Objective -> Using the data below, copy every line that contains the word "content".

——————

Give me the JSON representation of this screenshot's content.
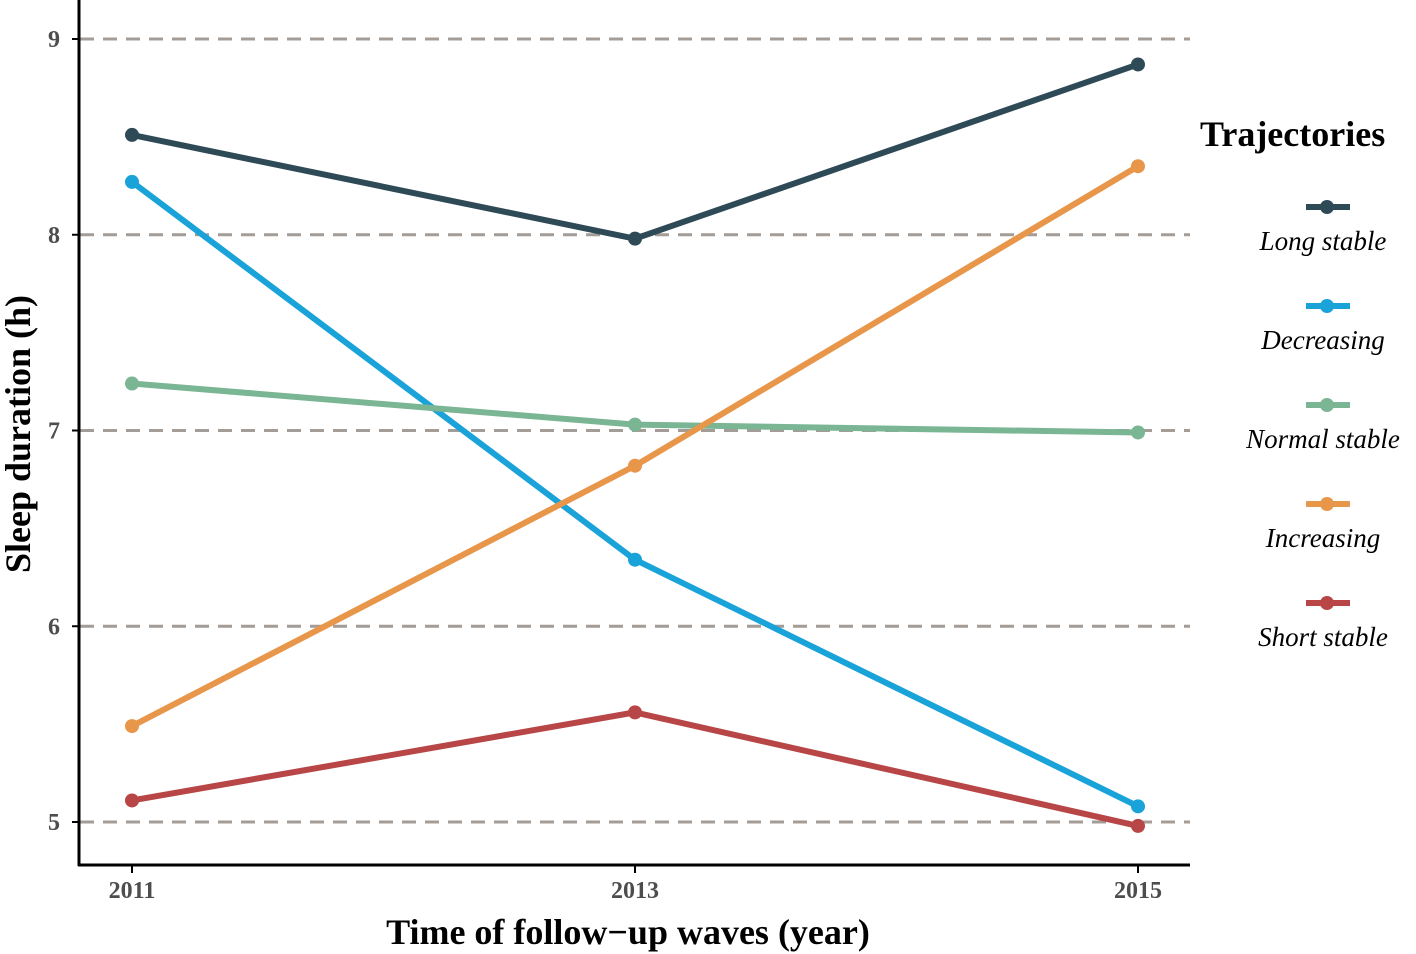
{
  "chart_data": {
    "type": "line",
    "title": "",
    "xlabel": "Time of follow−up waves (year)",
    "ylabel": "Sleep duration (h)",
    "x": [
      "2011",
      "2013",
      "2015"
    ],
    "yticks": [
      5,
      6,
      7,
      8,
      9
    ],
    "ylim": [
      4.8,
      9.2
    ],
    "grid": "horizontal dashed",
    "legend": {
      "title": "Trajectories",
      "position": "right"
    },
    "series": [
      {
        "name": "Long stable",
        "color": "#2f4a57",
        "values": [
          8.51,
          7.98,
          8.87
        ]
      },
      {
        "name": "Decreasing",
        "color": "#1aa3d9",
        "values": [
          8.27,
          6.34,
          5.08
        ]
      },
      {
        "name": "Normal stable",
        "color": "#7ab594",
        "values": [
          7.24,
          7.03,
          6.99
        ]
      },
      {
        "name": "Increasing",
        "color": "#e8964a",
        "values": [
          5.49,
          6.82,
          8.35
        ]
      },
      {
        "name": "Short stable",
        "color": "#b84646",
        "values": [
          5.11,
          5.56,
          4.98
        ]
      }
    ]
  }
}
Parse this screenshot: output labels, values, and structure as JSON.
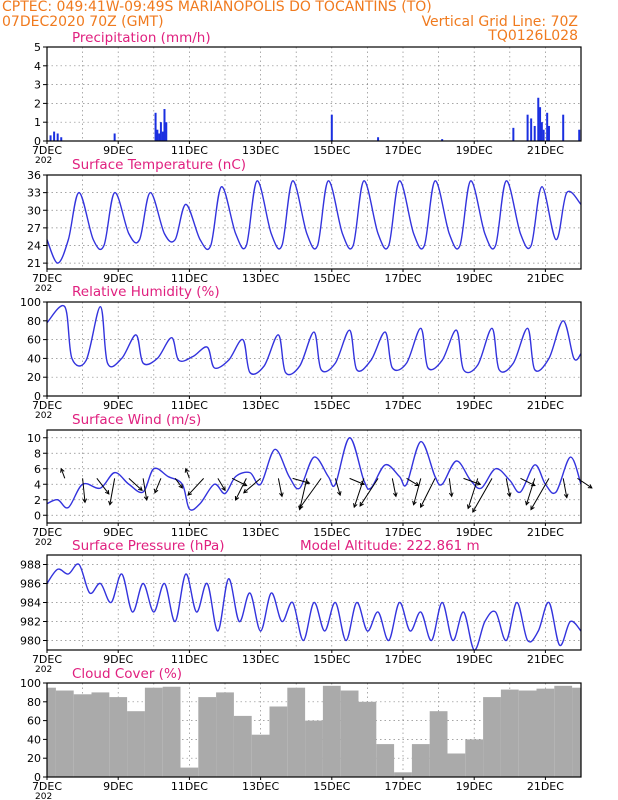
{
  "header": {
    "line1": "CPTEC:   049:41W-09:49S   MARIANOPOLIS DO TOCANTINS (TO)",
    "line2_left": "07DEC2020 70Z (GMT)",
    "line2_right": "Vertical Grid Line: 70Z",
    "line3_right": "TQ0126L028"
  },
  "colors": {
    "header": "#f07a1e",
    "title": "#e0207f",
    "line": "#3333dd",
    "bar": "#1a2fe0",
    "cloud": "#aaaaaa"
  },
  "x_axis": {
    "tick_labels": [
      "7DEC",
      "9DEC",
      "11DEC",
      "13DEC",
      "15DEC",
      "17DEC",
      "19DEC",
      "21DEC"
    ],
    "tick_days": [
      7,
      9,
      11,
      13,
      15,
      17,
      19,
      21
    ],
    "range": [
      7,
      22
    ],
    "year_fragment": "202"
  },
  "chart_data": [
    {
      "id": "precip",
      "type": "bar",
      "title": "Precipitation (mm/h)",
      "ylim": [
        0,
        5
      ],
      "yticks": [
        0,
        1,
        2,
        3,
        4,
        5
      ],
      "grid": true,
      "x": [
        7.1,
        7.2,
        7.3,
        7.4,
        8.9,
        10.05,
        10.1,
        10.15,
        10.2,
        10.25,
        10.3,
        10.35,
        15.0,
        16.3,
        18.1,
        20.1,
        20.5,
        20.6,
        20.7,
        20.8,
        20.85,
        20.9,
        20.95,
        21.05,
        21.1,
        21.5,
        21.95
      ],
      "values": [
        0.3,
        0.5,
        0.4,
        0.2,
        0.4,
        1.5,
        0.6,
        0.4,
        1.0,
        0.5,
        1.7,
        1.0,
        1.4,
        0.2,
        0.1,
        0.7,
        1.4,
        1.2,
        0.8,
        2.3,
        1.8,
        1.0,
        0.6,
        1.5,
        0.8,
        1.4,
        0.6
      ]
    },
    {
      "id": "temp",
      "type": "line",
      "title": "Surface Temperature (nC)",
      "ylim": [
        20,
        36
      ],
      "yticks": [
        21,
        24,
        27,
        30,
        33,
        36
      ],
      "grid": true,
      "x": [
        7.0,
        7.3,
        7.6,
        7.9,
        8.3,
        8.6,
        8.9,
        9.3,
        9.6,
        9.9,
        10.3,
        10.6,
        10.9,
        11.3,
        11.6,
        11.9,
        12.3,
        12.6,
        12.9,
        13.3,
        13.6,
        13.9,
        14.3,
        14.6,
        14.9,
        15.3,
        15.6,
        15.9,
        16.3,
        16.6,
        16.9,
        17.3,
        17.6,
        17.9,
        18.3,
        18.6,
        18.9,
        19.3,
        19.6,
        19.9,
        20.3,
        20.6,
        20.9,
        21.3,
        21.6,
        22.0
      ],
      "values": [
        25,
        21,
        25,
        33,
        25,
        24,
        33,
        26,
        25,
        33,
        26,
        25,
        31,
        25,
        24,
        34,
        26,
        24,
        35,
        26,
        24,
        35,
        26,
        24,
        35,
        26,
        24,
        35,
        26,
        24,
        35,
        26,
        24,
        35,
        26,
        24,
        35,
        26,
        24,
        35,
        26,
        24,
        34,
        25,
        33,
        31
      ]
    },
    {
      "id": "rh",
      "type": "line",
      "title": "Relative Humidity (%)",
      "ylim": [
        0,
        100
      ],
      "yticks": [
        0,
        20,
        40,
        60,
        80,
        100
      ],
      "grid": true,
      "x": [
        7.0,
        7.5,
        7.7,
        8.1,
        8.5,
        8.7,
        9.1,
        9.5,
        9.7,
        10.1,
        10.5,
        10.7,
        11.1,
        11.5,
        11.7,
        12.1,
        12.5,
        12.7,
        13.1,
        13.5,
        13.7,
        14.1,
        14.5,
        14.7,
        15.1,
        15.5,
        15.7,
        16.1,
        16.5,
        16.7,
        17.1,
        17.5,
        17.7,
        18.1,
        18.5,
        18.7,
        19.1,
        19.5,
        19.7,
        20.1,
        20.5,
        20.7,
        21.1,
        21.5,
        21.8,
        22.0
      ],
      "values": [
        78,
        95,
        40,
        38,
        95,
        35,
        40,
        65,
        35,
        40,
        62,
        38,
        42,
        52,
        30,
        38,
        60,
        25,
        32,
        65,
        25,
        32,
        68,
        28,
        35,
        70,
        28,
        38,
        68,
        30,
        35,
        72,
        30,
        38,
        70,
        28,
        33,
        72,
        28,
        35,
        72,
        28,
        40,
        80,
        40,
        45
      ]
    },
    {
      "id": "wind",
      "type": "line",
      "title": "Surface Wind (m/s)",
      "ylim": [
        -1,
        11
      ],
      "yticks": [
        0,
        2,
        4,
        6,
        8,
        10
      ],
      "grid": true,
      "x": [
        7.0,
        7.3,
        7.6,
        8.0,
        8.5,
        8.9,
        9.3,
        9.7,
        10.0,
        10.4,
        10.8,
        11.0,
        11.3,
        11.7,
        12.0,
        12.3,
        12.7,
        13.0,
        13.4,
        13.8,
        14.1,
        14.5,
        14.9,
        15.1,
        15.5,
        15.9,
        16.1,
        16.5,
        16.9,
        17.1,
        17.5,
        17.9,
        18.1,
        18.5,
        18.9,
        19.2,
        19.6,
        20.0,
        20.3,
        20.7,
        21.0,
        21.3,
        21.7,
        22.0
      ],
      "values": [
        1.5,
        2.0,
        1.0,
        4.0,
        3.5,
        5.5,
        4.0,
        3.0,
        6.0,
        5.0,
        4.0,
        0.8,
        1.5,
        4.0,
        2.8,
        5.0,
        5.5,
        4.0,
        8.5,
        5.0,
        3.5,
        7.5,
        5.0,
        4.0,
        10.0,
        4.5,
        3.5,
        6.5,
        5.0,
        4.0,
        9.5,
        5.0,
        4.0,
        7.0,
        4.5,
        3.5,
        6.0,
        4.5,
        3.0,
        6.5,
        4.0,
        3.0,
        7.5,
        4.0
      ],
      "arrow_x": [
        7.5,
        8.0,
        8.4,
        8.9,
        9.3,
        9.7,
        10.2,
        10.6,
        11.0,
        11.4,
        11.8,
        12.2,
        12.6,
        13.0,
        13.5,
        13.9,
        14.3,
        14.7,
        15.1,
        15.5,
        15.9,
        16.3,
        16.7,
        17.1,
        17.5,
        17.9,
        18.3,
        18.7,
        19.1,
        19.5,
        19.9,
        20.3,
        20.7,
        21.1,
        21.5,
        21.9
      ],
      "arrow_u": [
        -0.3,
        0.2,
        1.0,
        -0.4,
        1.1,
        0.3,
        -0.5,
        0.6,
        -0.3,
        -1.3,
        0.6,
        1.2,
        -0.9,
        -1.4,
        0.3,
        1.4,
        -0.6,
        -1.8,
        0.4,
        1.2,
        -0.8,
        -1.5,
        0.3,
        1.0,
        -0.6,
        -1.2,
        0.2,
        1.4,
        -0.8,
        -1.6,
        0.3,
        1.2,
        -0.7,
        -1.5,
        0.3,
        1.2
      ],
      "arrow_v": [
        0.8,
        -2.0,
        -1.3,
        -2.2,
        -1.0,
        -1.8,
        -1.2,
        -0.8,
        0.8,
        -1.4,
        -1.0,
        -0.6,
        -1.8,
        -1.2,
        -1.5,
        -0.4,
        -2.6,
        -2.5,
        -1.4,
        -0.5,
        -2.4,
        -2.3,
        -1.5,
        -0.6,
        -2.2,
        -2.4,
        -1.5,
        -0.5,
        -2.5,
        -2.8,
        -1.5,
        -0.6,
        -2.2,
        -2.6,
        -1.6,
        -0.8
      ]
    },
    {
      "id": "pres",
      "type": "line",
      "title": "Surface Pressure (hPa)",
      "annotation": "Model Altitude: 222.861 m",
      "ylim": [
        979,
        989
      ],
      "yticks": [
        980,
        982,
        984,
        986,
        988
      ],
      "grid": true,
      "x": [
        7.0,
        7.3,
        7.6,
        7.9,
        8.2,
        8.5,
        8.8,
        9.1,
        9.4,
        9.7,
        10.0,
        10.3,
        10.6,
        10.9,
        11.2,
        11.5,
        11.8,
        12.1,
        12.4,
        12.7,
        13.0,
        13.3,
        13.6,
        13.9,
        14.2,
        14.5,
        14.8,
        15.1,
        15.4,
        15.7,
        16.0,
        16.3,
        16.6,
        16.9,
        17.2,
        17.5,
        17.8,
        18.1,
        18.4,
        18.7,
        19.0,
        19.3,
        19.6,
        19.9,
        20.2,
        20.5,
        20.8,
        21.1,
        21.4,
        21.7,
        22.0
      ],
      "values": [
        986,
        987.5,
        987,
        988,
        985,
        986,
        984,
        987,
        983,
        986,
        983,
        986,
        982,
        987,
        983,
        986,
        981,
        986.5,
        982,
        985,
        981,
        985,
        982,
        984,
        980,
        984,
        981,
        984,
        980,
        984,
        981,
        983,
        980,
        984,
        981,
        983,
        980,
        984,
        980,
        983,
        979,
        982,
        983,
        980,
        984,
        980,
        981,
        984,
        979.5,
        982,
        981
      ]
    },
    {
      "id": "cloud",
      "type": "bar",
      "title": "Cloud Cover (%)",
      "ylim": [
        0,
        100
      ],
      "yticks": [
        0,
        20,
        40,
        60,
        80,
        100
      ],
      "grid": true,
      "x": [
        7.0,
        7.5,
        8.0,
        8.5,
        9.0,
        9.5,
        10.0,
        10.5,
        11.0,
        11.5,
        12.0,
        12.5,
        13.0,
        13.5,
        14.0,
        14.5,
        15.0,
        15.5,
        16.0,
        16.5,
        17.0,
        17.5,
        18.0,
        18.5,
        19.0,
        19.5,
        20.0,
        20.5,
        21.0,
        21.5,
        22.0
      ],
      "values": [
        95,
        92,
        88,
        90,
        85,
        70,
        95,
        96,
        10,
        85,
        90,
        65,
        45,
        75,
        95,
        60,
        97,
        92,
        80,
        35,
        5,
        35,
        70,
        25,
        40,
        85,
        93,
        92,
        94,
        97,
        95
      ]
    }
  ]
}
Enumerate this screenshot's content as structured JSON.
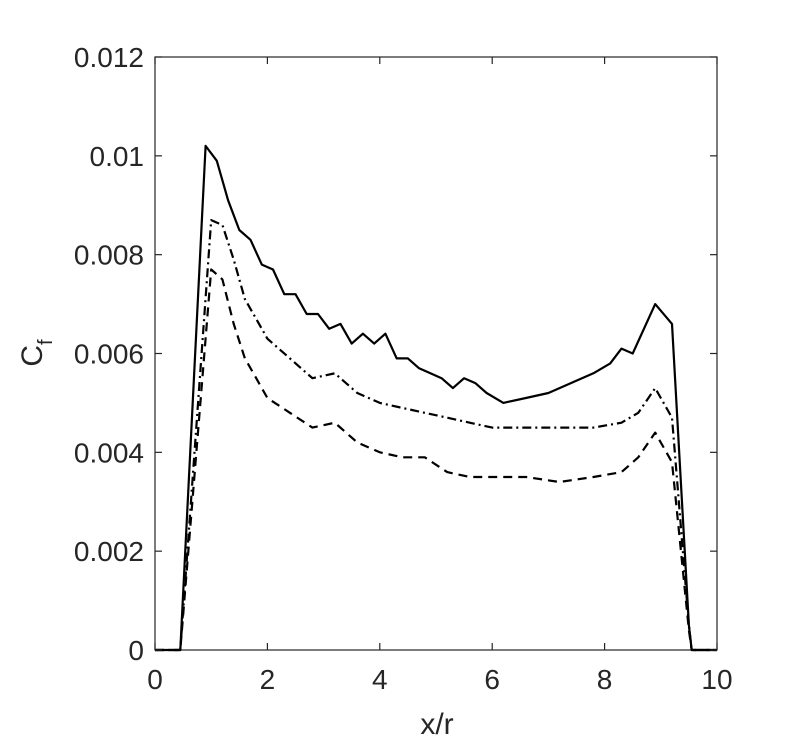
{
  "chart_data": {
    "type": "line",
    "xlabel": "x/r",
    "ylabel_main": "C",
    "ylabel_sub": "f",
    "xlim": [
      0,
      10
    ],
    "ylim": [
      0,
      0.012
    ],
    "x_ticks": [
      0,
      2,
      4,
      6,
      8,
      10
    ],
    "y_ticks": [
      0,
      0.002,
      0.004,
      0.006,
      0.008,
      0.01,
      0.012
    ],
    "x_tick_labels": [
      "0",
      "2",
      "4",
      "6",
      "8",
      "10"
    ],
    "y_tick_labels": [
      "0",
      "0.002",
      "0.004",
      "0.006",
      "0.008",
      "0.01",
      "0.012"
    ],
    "grid": false,
    "legend": "none",
    "series": [
      {
        "style": "solid",
        "color": "#000000",
        "points": [
          [
            0,
            0
          ],
          [
            0.45,
            0
          ],
          [
            0.9,
            0.0102
          ],
          [
            1.1,
            0.0099
          ],
          [
            1.3,
            0.0091
          ],
          [
            1.5,
            0.0085
          ],
          [
            1.7,
            0.0083
          ],
          [
            1.9,
            0.0078
          ],
          [
            2.1,
            0.0077
          ],
          [
            2.3,
            0.0072
          ],
          [
            2.5,
            0.0072
          ],
          [
            2.7,
            0.0068
          ],
          [
            2.9,
            0.0068
          ],
          [
            3.1,
            0.0065
          ],
          [
            3.3,
            0.0066
          ],
          [
            3.5,
            0.0062
          ],
          [
            3.7,
            0.0064
          ],
          [
            3.9,
            0.0062
          ],
          [
            4.1,
            0.0064
          ],
          [
            4.3,
            0.0059
          ],
          [
            4.5,
            0.0059
          ],
          [
            4.7,
            0.0057
          ],
          [
            4.9,
            0.0056
          ],
          [
            5.1,
            0.0055
          ],
          [
            5.3,
            0.0053
          ],
          [
            5.5,
            0.0055
          ],
          [
            5.7,
            0.0054
          ],
          [
            5.9,
            0.0052
          ],
          [
            6.2,
            0.005
          ],
          [
            6.6,
            0.0051
          ],
          [
            7.0,
            0.0052
          ],
          [
            7.4,
            0.0054
          ],
          [
            7.8,
            0.0056
          ],
          [
            8.1,
            0.0058
          ],
          [
            8.3,
            0.0061
          ],
          [
            8.5,
            0.006
          ],
          [
            8.9,
            0.007
          ],
          [
            9.2,
            0.0066
          ],
          [
            9.5,
            0.0005
          ],
          [
            9.55,
            0
          ],
          [
            10,
            0
          ]
        ]
      },
      {
        "style": "dashdot",
        "color": "#000000",
        "points": [
          [
            0,
            0
          ],
          [
            0.45,
            0
          ],
          [
            1.0,
            0.0087
          ],
          [
            1.2,
            0.0086
          ],
          [
            1.4,
            0.0079
          ],
          [
            1.6,
            0.0071
          ],
          [
            1.8,
            0.0067
          ],
          [
            2.0,
            0.0063
          ],
          [
            2.4,
            0.0059
          ],
          [
            2.8,
            0.0055
          ],
          [
            3.2,
            0.0056
          ],
          [
            3.6,
            0.0052
          ],
          [
            4.0,
            0.005
          ],
          [
            4.4,
            0.0049
          ],
          [
            4.8,
            0.0048
          ],
          [
            5.2,
            0.0047
          ],
          [
            5.6,
            0.0046
          ],
          [
            6.0,
            0.0045
          ],
          [
            6.6,
            0.0045
          ],
          [
            7.2,
            0.0045
          ],
          [
            7.8,
            0.0045
          ],
          [
            8.3,
            0.0046
          ],
          [
            8.6,
            0.0048
          ],
          [
            8.9,
            0.0053
          ],
          [
            9.2,
            0.0047
          ],
          [
            9.5,
            0.0005
          ],
          [
            9.55,
            0
          ],
          [
            10,
            0
          ]
        ]
      },
      {
        "style": "dashed",
        "color": "#000000",
        "points": [
          [
            0,
            0
          ],
          [
            0.45,
            0
          ],
          [
            1.0,
            0.0077
          ],
          [
            1.2,
            0.0075
          ],
          [
            1.4,
            0.0066
          ],
          [
            1.6,
            0.0059
          ],
          [
            1.8,
            0.0055
          ],
          [
            2.0,
            0.0051
          ],
          [
            2.4,
            0.0048
          ],
          [
            2.8,
            0.0045
          ],
          [
            3.2,
            0.0046
          ],
          [
            3.6,
            0.0042
          ],
          [
            4.0,
            0.004
          ],
          [
            4.4,
            0.0039
          ],
          [
            4.8,
            0.0039
          ],
          [
            5.2,
            0.0036
          ],
          [
            5.6,
            0.0035
          ],
          [
            6.0,
            0.0035
          ],
          [
            6.6,
            0.0035
          ],
          [
            7.2,
            0.0034
          ],
          [
            7.8,
            0.0035
          ],
          [
            8.3,
            0.0036
          ],
          [
            8.6,
            0.0039
          ],
          [
            8.9,
            0.0044
          ],
          [
            9.2,
            0.0038
          ],
          [
            9.5,
            0.0004
          ],
          [
            9.55,
            0
          ],
          [
            10,
            0
          ]
        ]
      }
    ]
  }
}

——————

Solution to this exercise ->
Give me the JSON representation of this screenshot's content.
Enumerate this screenshot's content as structured JSON.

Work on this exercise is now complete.